Copy each line of the records below word for word, leaving out the pictures.

Image layout annotations:

===

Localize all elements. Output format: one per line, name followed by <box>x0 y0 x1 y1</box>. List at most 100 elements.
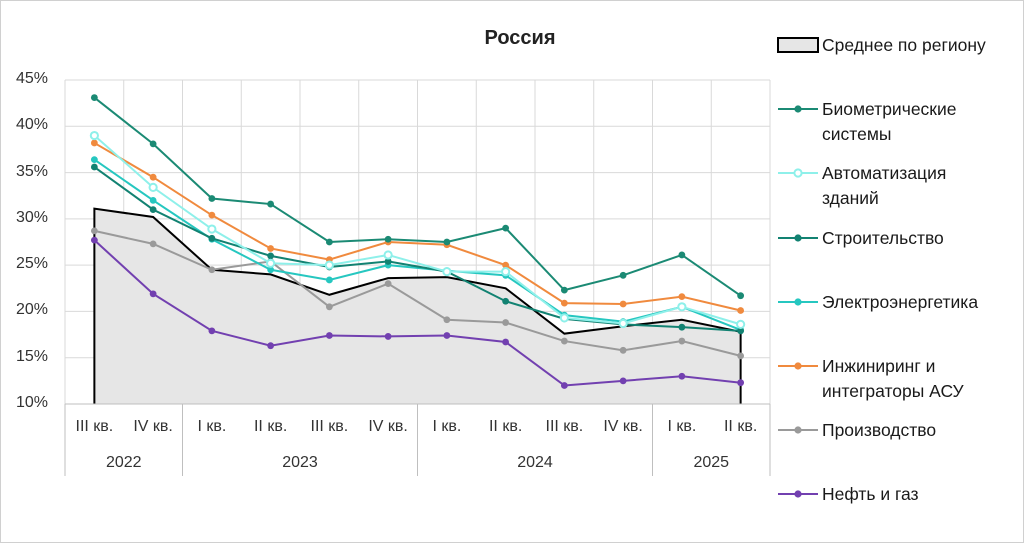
x-year-label: 2025 <box>693 454 730 471</box>
data-point <box>619 377 627 385</box>
x-year-label: 2022 <box>105 454 142 471</box>
legend-label: Электроэнергетика <box>822 292 979 312</box>
legend-item: Строительство <box>776 226 944 251</box>
data-point <box>737 352 745 360</box>
data-point <box>619 271 627 279</box>
x-tick-label: I кв. <box>432 418 462 435</box>
data-point <box>560 337 568 345</box>
legend-item: Среднее по региону <box>776 33 986 58</box>
x-tick-label: II кв. <box>488 418 523 435</box>
data-point <box>267 266 275 274</box>
data-point <box>560 382 568 389</box>
data-point <box>325 276 333 284</box>
legend-label: Биометрические системы <box>822 99 957 144</box>
data-point <box>443 316 451 324</box>
legend-item: Инжиниринг и интеграторы АСУ <box>776 354 964 404</box>
data-point <box>502 338 510 346</box>
x-tick-label: IV кв. <box>133 418 173 435</box>
data-point <box>384 235 392 243</box>
chart-title: Россия <box>484 27 556 49</box>
data-point <box>207 224 217 234</box>
x-tick-label: IV кв. <box>368 418 408 435</box>
data-point <box>737 327 745 335</box>
series-line <box>93 134 741 326</box>
data-point <box>678 372 686 380</box>
chart-legend: Среднее по региону Биометрические системы… <box>776 0 1024 543</box>
data-point <box>90 94 98 101</box>
data-point <box>737 379 745 387</box>
legend-label: Инжиниринг и интеграторы АСУ <box>822 356 964 401</box>
x-tick-label: III кв. <box>545 418 584 435</box>
data-point <box>619 346 627 354</box>
data-point <box>678 251 686 259</box>
legend-label: Автоматизация зданий <box>822 163 947 208</box>
data-point <box>208 211 216 219</box>
y-tick-label: 40% <box>15 116 48 134</box>
data-point <box>325 303 333 311</box>
data-point <box>443 238 451 246</box>
legend-item: Нефть и газ <box>776 482 919 507</box>
data-point <box>149 140 157 148</box>
y-tick-label: 10% <box>15 394 48 411</box>
data-point <box>267 245 275 252</box>
data-point <box>737 292 745 300</box>
data-point <box>267 252 275 260</box>
data-point <box>208 195 216 202</box>
data-point <box>443 332 451 339</box>
data-point <box>148 182 158 192</box>
area-average-region <box>94 208 741 404</box>
data-point <box>502 261 510 269</box>
series-line <box>93 96 742 297</box>
data-point <box>149 206 157 214</box>
data-point <box>384 280 392 288</box>
x-tick-label: II кв. <box>723 418 758 435</box>
x-tick-label: III кв. <box>75 418 114 435</box>
data-point <box>149 240 157 248</box>
legend-label: Строительство <box>822 228 944 248</box>
data-point <box>559 313 569 323</box>
data-point <box>325 238 333 246</box>
x-tick-label: III кв. <box>310 418 349 435</box>
y-tick-label: 25% <box>15 255 48 273</box>
data-point <box>618 318 628 329</box>
y-tick-label: 20% <box>15 301 48 319</box>
legend-line-swatch <box>778 105 818 113</box>
y-tick-label: 15% <box>15 347 48 365</box>
legend-line-swatch <box>778 490 818 498</box>
x-year-label: 2024 <box>517 454 553 471</box>
series-line <box>93 166 741 332</box>
data-point <box>90 236 98 244</box>
data-point <box>208 234 216 242</box>
data-point <box>383 250 393 260</box>
legend-item: Электроэнергетика <box>776 290 978 315</box>
data-point <box>89 130 99 141</box>
data-point <box>502 224 510 232</box>
data-point <box>442 267 452 277</box>
data-point <box>149 290 157 298</box>
data-point <box>736 319 746 329</box>
data-point <box>267 200 275 208</box>
data-point <box>501 267 511 277</box>
data-point <box>149 196 157 204</box>
y-tick-label: 35% <box>15 162 48 180</box>
data-point <box>678 323 686 331</box>
data-point <box>90 227 98 235</box>
legend-line-swatch <box>778 426 818 434</box>
x-tick-label: II кв. <box>253 418 288 435</box>
data-point <box>502 297 510 305</box>
data-point <box>90 163 98 171</box>
series-line <box>93 142 741 312</box>
data-point <box>677 302 687 312</box>
legend-line-swatch <box>778 298 818 306</box>
legend-label: Производство <box>822 420 937 440</box>
x-year-label: 2023 <box>282 454 318 471</box>
data-point <box>678 337 686 345</box>
legend-item: Производство <box>776 418 936 443</box>
y-tick-label: 45% <box>15 70 48 87</box>
y-tick-label: 30% <box>15 208 48 226</box>
data-point <box>502 319 510 326</box>
data-point <box>384 333 392 340</box>
x-tick-label: I кв. <box>667 418 697 435</box>
x-tick-label: IV кв. <box>603 418 643 435</box>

===

▶ [COMPLETED EXERCISE]:
Localize all elements. Output format: one per line, name followed by <box>x0 y0 x1 y1</box>. List at most 100 elements.
x-year-label: 2025 <box>693 454 730 471</box>
data-point <box>619 377 627 385</box>
x-year-label: 2022 <box>105 454 142 471</box>
legend-label: Электроэнергетика <box>822 292 979 312</box>
legend-item: Строительство <box>776 226 944 251</box>
data-point <box>737 352 745 360</box>
data-point <box>619 271 627 279</box>
x-tick-label: I кв. <box>432 418 462 435</box>
data-point <box>560 337 568 345</box>
legend-item: Среднее по региону <box>776 33 986 58</box>
x-tick-label: II кв. <box>488 418 523 435</box>
data-point <box>267 266 275 274</box>
data-point <box>560 382 568 389</box>
data-point <box>325 276 333 284</box>
legend-label: Биометрические системы <box>822 99 957 144</box>
data-point <box>443 316 451 324</box>
legend-item: Инжиниринг и интеграторы АСУ <box>776 354 964 404</box>
data-point <box>502 338 510 346</box>
x-tick-label: IV кв. <box>133 418 173 435</box>
data-point <box>384 235 392 243</box>
chart-title: Россия <box>484 27 556 49</box>
data-point <box>207 224 217 234</box>
x-tick-label: IV кв. <box>368 418 408 435</box>
data-point <box>737 327 745 335</box>
series-line <box>93 134 741 326</box>
data-point <box>678 372 686 380</box>
chart-legend: Среднее по региону Биометрические системы… <box>776 0 1024 543</box>
data-point <box>90 94 98 101</box>
data-point <box>737 379 745 387</box>
legend-label: Инжиниринг и интеграторы АСУ <box>822 356 964 401</box>
x-tick-label: III кв. <box>545 418 584 435</box>
data-point <box>619 346 627 354</box>
data-point <box>678 251 686 259</box>
legend-label: Автоматизация зданий <box>822 163 947 208</box>
data-point <box>208 211 216 219</box>
y-tick-label: 40% <box>15 116 48 134</box>
data-point <box>325 303 333 311</box>
data-point <box>443 238 451 246</box>
legend-item: Нефть и газ <box>776 482 919 507</box>
data-point <box>149 140 157 148</box>
y-tick-label: 10% <box>15 394 48 411</box>
data-point <box>267 245 275 252</box>
data-point <box>737 292 745 300</box>
data-point <box>267 252 275 260</box>
data-point <box>208 195 216 202</box>
data-point <box>443 332 451 339</box>
data-point <box>148 182 158 192</box>
area-average-region <box>94 208 741 404</box>
data-point <box>502 261 510 269</box>
series-line <box>93 96 742 297</box>
data-point <box>149 206 157 214</box>
data-point <box>384 280 392 288</box>
x-tick-label: II кв. <box>723 418 758 435</box>
x-tick-label: III кв. <box>75 418 114 435</box>
data-point <box>149 240 157 248</box>
legend-label: Строительство <box>822 228 944 248</box>
data-point <box>559 313 569 323</box>
data-point <box>325 238 333 246</box>
x-tick-label: III кв. <box>310 418 349 435</box>
y-tick-label: 25% <box>15 255 48 273</box>
data-point <box>618 318 628 329</box>
y-tick-label: 20% <box>15 301 48 319</box>
legend-line-swatch <box>778 105 818 113</box>
y-tick-label: 15% <box>15 347 48 365</box>
legend-line-swatch <box>778 490 818 498</box>
x-year-label: 2024 <box>517 454 553 471</box>
series-line <box>93 166 741 332</box>
data-point <box>90 236 98 244</box>
data-point <box>208 234 216 242</box>
data-point <box>383 250 393 260</box>
legend-item: Электроэнергетика <box>776 290 978 315</box>
data-point <box>89 130 99 141</box>
data-point <box>502 224 510 232</box>
data-point <box>442 267 452 277</box>
data-point <box>149 290 157 298</box>
data-point <box>736 319 746 329</box>
data-point <box>267 200 275 208</box>
data-point <box>501 267 511 277</box>
data-point <box>149 196 157 204</box>
y-tick-label: 35% <box>15 162 48 180</box>
data-point <box>678 323 686 331</box>
data-point <box>90 227 98 235</box>
legend-line-swatch <box>778 426 818 434</box>
x-tick-label: II кв. <box>253 418 288 435</box>
data-point <box>502 297 510 305</box>
data-point <box>90 163 98 171</box>
series-line <box>93 142 741 312</box>
data-point <box>677 302 687 312</box>
legend-line-swatch <box>778 298 818 306</box>
legend-label: Производство <box>822 420 937 440</box>
x-year-label: 2023 <box>282 454 318 471</box>
data-point <box>678 337 686 345</box>
legend-item: Производство <box>776 418 936 443</box>
y-tick-label: 45% <box>15 70 48 87</box>
y-tick-label: 30% <box>15 208 48 226</box>
data-point <box>502 319 510 326</box>
data-point <box>384 333 392 340</box>
x-tick-label: I кв. <box>667 418 697 435</box>
x-tick-label: IV кв. <box>603 418 643 435</box>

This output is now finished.